- _EXERCISE DETAILS_
From the entries below, copy out every line with "史料实证" in it.

- _RECORDS FOR THIS EXERCISE_

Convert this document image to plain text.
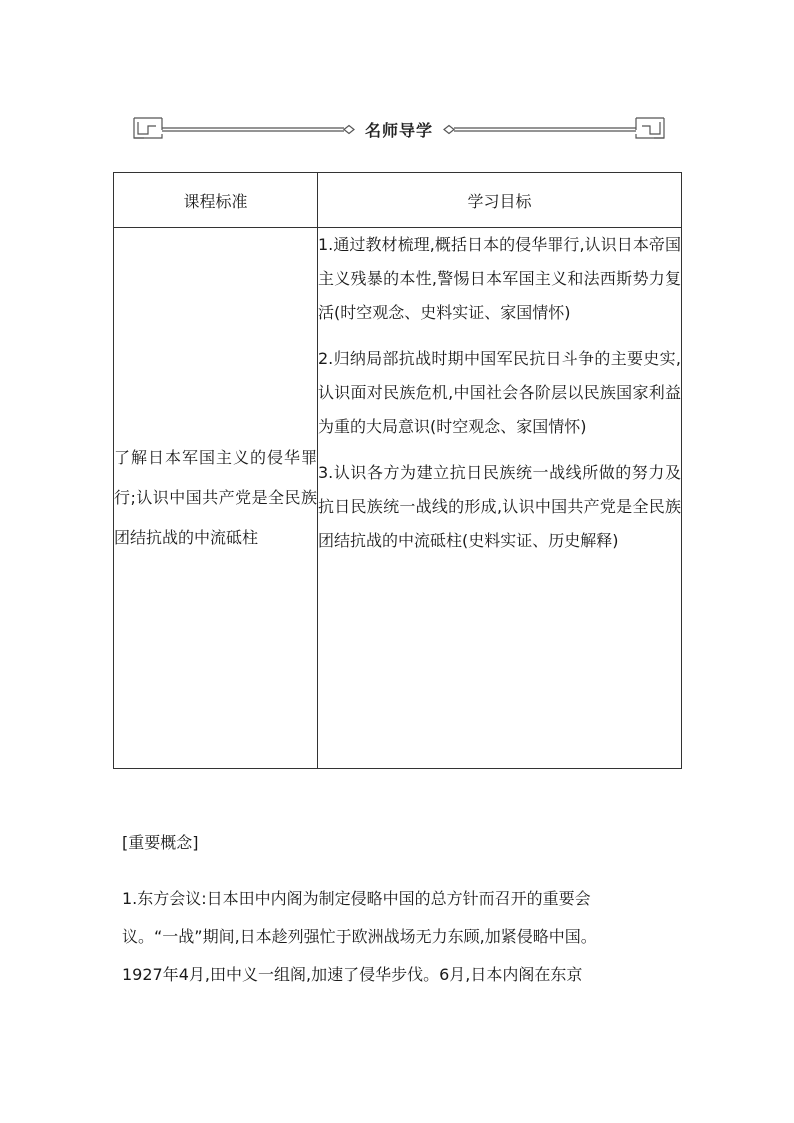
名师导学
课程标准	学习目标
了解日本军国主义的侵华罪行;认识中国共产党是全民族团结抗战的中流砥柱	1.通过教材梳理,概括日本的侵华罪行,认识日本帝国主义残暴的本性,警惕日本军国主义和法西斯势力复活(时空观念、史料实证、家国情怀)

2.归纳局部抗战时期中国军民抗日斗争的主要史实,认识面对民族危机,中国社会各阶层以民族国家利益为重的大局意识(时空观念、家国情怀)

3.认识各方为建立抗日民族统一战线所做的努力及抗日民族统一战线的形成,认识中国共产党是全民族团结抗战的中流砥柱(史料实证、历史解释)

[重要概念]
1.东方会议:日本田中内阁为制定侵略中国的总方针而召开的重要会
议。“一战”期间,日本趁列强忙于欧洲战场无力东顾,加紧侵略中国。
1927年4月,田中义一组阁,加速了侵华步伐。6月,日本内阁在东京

- _EXERCISE RESPONSE_
了解日本军国主义的侵华罪行;认识中国共产党是全民族团结抗战的中流砥柱	1.通过教材梳理,概括日本的侵华罪行,认识日本帝国主义残暴的本性,警惕日本军国主义和法西斯势力复活(时空观念、史料实证、家国情怀)
3.认识各方为建立抗日民族统一战线所做的努力及抗日民族统一战线的形成,认识中国共产党是全民族团结抗战的中流砥柱(史料实证、历史解释)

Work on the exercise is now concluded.